(STORED DATA)

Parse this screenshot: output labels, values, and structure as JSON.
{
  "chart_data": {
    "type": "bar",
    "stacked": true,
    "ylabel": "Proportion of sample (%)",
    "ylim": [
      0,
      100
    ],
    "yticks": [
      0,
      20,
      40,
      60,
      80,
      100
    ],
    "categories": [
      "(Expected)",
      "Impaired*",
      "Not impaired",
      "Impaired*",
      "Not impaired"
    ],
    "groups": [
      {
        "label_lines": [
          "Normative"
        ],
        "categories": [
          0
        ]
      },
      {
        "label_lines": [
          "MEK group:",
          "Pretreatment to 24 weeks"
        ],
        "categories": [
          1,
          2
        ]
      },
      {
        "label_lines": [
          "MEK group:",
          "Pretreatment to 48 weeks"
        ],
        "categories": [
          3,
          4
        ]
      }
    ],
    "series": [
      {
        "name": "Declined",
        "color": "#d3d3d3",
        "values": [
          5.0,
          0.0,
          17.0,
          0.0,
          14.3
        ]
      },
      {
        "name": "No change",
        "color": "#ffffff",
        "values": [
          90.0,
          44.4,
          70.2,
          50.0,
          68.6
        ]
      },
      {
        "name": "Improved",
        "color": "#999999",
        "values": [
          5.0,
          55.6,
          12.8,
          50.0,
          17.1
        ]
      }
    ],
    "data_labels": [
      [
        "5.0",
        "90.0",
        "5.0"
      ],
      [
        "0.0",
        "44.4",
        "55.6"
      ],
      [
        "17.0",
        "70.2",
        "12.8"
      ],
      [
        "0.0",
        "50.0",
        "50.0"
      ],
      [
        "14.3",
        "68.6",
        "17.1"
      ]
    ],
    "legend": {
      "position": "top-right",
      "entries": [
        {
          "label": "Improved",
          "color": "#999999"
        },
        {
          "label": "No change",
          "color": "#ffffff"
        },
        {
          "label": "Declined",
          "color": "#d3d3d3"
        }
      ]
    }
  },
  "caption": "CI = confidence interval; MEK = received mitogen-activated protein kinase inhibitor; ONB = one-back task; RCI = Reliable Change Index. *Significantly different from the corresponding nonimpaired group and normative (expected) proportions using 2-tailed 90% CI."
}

(End STORED DATA)
(STORED DATA)

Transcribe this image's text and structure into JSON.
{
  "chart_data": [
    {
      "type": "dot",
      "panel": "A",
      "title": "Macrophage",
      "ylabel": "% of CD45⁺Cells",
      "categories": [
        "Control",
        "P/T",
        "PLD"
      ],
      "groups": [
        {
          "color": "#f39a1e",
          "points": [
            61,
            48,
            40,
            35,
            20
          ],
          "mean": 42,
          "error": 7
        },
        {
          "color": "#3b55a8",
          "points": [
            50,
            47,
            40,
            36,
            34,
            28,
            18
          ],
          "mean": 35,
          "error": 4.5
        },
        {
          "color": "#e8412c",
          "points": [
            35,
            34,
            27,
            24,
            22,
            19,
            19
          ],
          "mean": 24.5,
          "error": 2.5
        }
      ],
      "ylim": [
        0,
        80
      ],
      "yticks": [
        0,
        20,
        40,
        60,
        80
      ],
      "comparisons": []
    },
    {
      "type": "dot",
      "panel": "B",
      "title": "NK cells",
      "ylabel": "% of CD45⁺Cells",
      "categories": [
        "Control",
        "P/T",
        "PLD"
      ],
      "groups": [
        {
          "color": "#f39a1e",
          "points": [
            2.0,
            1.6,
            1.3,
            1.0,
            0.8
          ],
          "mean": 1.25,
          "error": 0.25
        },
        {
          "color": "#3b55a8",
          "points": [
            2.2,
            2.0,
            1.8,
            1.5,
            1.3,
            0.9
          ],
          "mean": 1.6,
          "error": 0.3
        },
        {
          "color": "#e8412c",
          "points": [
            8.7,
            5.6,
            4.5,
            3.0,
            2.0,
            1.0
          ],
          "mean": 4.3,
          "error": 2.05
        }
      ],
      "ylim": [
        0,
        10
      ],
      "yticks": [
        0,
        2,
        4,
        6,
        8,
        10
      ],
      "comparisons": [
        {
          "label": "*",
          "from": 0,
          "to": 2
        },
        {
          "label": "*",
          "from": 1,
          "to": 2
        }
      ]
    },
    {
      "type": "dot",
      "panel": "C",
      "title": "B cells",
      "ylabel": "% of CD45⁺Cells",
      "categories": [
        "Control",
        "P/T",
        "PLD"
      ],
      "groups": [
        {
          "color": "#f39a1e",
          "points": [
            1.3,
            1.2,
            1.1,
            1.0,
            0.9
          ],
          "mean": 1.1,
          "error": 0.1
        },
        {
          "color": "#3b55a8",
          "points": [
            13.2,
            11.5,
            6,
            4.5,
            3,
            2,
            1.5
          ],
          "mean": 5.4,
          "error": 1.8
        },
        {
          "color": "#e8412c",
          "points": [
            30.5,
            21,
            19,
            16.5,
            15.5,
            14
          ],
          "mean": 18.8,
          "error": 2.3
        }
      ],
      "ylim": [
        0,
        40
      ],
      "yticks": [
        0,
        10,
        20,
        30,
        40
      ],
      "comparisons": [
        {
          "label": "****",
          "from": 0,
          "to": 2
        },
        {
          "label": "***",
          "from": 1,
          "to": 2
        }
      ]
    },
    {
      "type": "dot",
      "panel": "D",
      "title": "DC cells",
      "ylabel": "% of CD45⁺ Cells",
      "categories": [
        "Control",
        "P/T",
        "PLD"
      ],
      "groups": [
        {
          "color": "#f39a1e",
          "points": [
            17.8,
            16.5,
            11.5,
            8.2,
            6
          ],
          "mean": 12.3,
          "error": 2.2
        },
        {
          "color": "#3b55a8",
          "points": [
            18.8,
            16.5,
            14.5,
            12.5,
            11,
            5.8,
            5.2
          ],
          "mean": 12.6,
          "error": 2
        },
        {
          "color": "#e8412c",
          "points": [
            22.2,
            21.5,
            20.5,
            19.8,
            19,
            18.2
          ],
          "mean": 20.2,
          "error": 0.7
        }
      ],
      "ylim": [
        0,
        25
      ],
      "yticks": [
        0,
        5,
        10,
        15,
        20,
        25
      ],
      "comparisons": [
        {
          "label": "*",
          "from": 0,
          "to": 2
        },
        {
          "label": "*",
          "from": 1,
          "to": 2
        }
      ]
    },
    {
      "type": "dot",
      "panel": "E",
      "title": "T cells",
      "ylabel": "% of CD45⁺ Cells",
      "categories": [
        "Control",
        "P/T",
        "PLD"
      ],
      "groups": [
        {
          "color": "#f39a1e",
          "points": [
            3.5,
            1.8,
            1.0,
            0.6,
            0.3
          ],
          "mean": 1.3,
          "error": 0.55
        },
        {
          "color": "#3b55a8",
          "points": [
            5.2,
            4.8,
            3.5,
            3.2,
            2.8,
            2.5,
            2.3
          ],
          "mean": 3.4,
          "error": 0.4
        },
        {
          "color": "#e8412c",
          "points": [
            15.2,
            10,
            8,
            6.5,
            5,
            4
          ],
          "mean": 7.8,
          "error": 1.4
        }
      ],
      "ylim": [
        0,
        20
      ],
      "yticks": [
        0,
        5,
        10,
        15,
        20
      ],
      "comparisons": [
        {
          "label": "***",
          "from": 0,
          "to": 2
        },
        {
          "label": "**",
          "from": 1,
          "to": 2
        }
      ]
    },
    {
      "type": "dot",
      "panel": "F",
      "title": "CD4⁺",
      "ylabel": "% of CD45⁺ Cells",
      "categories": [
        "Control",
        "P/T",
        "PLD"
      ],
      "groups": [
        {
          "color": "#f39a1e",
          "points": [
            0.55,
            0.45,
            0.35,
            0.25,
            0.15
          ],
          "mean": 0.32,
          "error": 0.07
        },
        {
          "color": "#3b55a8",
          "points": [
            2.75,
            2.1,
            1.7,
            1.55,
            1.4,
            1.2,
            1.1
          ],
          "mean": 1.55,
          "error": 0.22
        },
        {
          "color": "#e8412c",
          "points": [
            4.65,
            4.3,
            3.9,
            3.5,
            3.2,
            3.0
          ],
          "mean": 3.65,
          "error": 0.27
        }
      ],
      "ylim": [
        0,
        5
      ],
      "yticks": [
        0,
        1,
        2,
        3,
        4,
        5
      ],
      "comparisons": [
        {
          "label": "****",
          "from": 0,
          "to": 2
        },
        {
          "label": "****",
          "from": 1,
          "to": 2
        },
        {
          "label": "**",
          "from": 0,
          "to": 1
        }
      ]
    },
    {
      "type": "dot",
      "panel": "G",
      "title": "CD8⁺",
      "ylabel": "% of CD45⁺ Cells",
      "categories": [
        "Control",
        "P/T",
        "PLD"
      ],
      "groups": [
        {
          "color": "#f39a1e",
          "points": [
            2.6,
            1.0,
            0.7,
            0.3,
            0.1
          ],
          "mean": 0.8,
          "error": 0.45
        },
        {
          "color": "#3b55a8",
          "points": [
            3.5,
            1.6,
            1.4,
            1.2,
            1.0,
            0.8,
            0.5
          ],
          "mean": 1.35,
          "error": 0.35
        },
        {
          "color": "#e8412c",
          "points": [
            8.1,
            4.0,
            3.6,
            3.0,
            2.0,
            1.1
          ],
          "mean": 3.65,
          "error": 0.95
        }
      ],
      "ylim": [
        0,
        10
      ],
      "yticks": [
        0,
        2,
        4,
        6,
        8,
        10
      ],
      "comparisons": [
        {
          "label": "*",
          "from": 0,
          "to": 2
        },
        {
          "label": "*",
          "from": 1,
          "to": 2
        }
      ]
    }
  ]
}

(End STORED DATA)

TASK REQUIREMENTS:
Copy each line above where "name" appears.

ANSWER SECTION:
        "name": "Declined",
        "name": "No change",
        "name": "Improved",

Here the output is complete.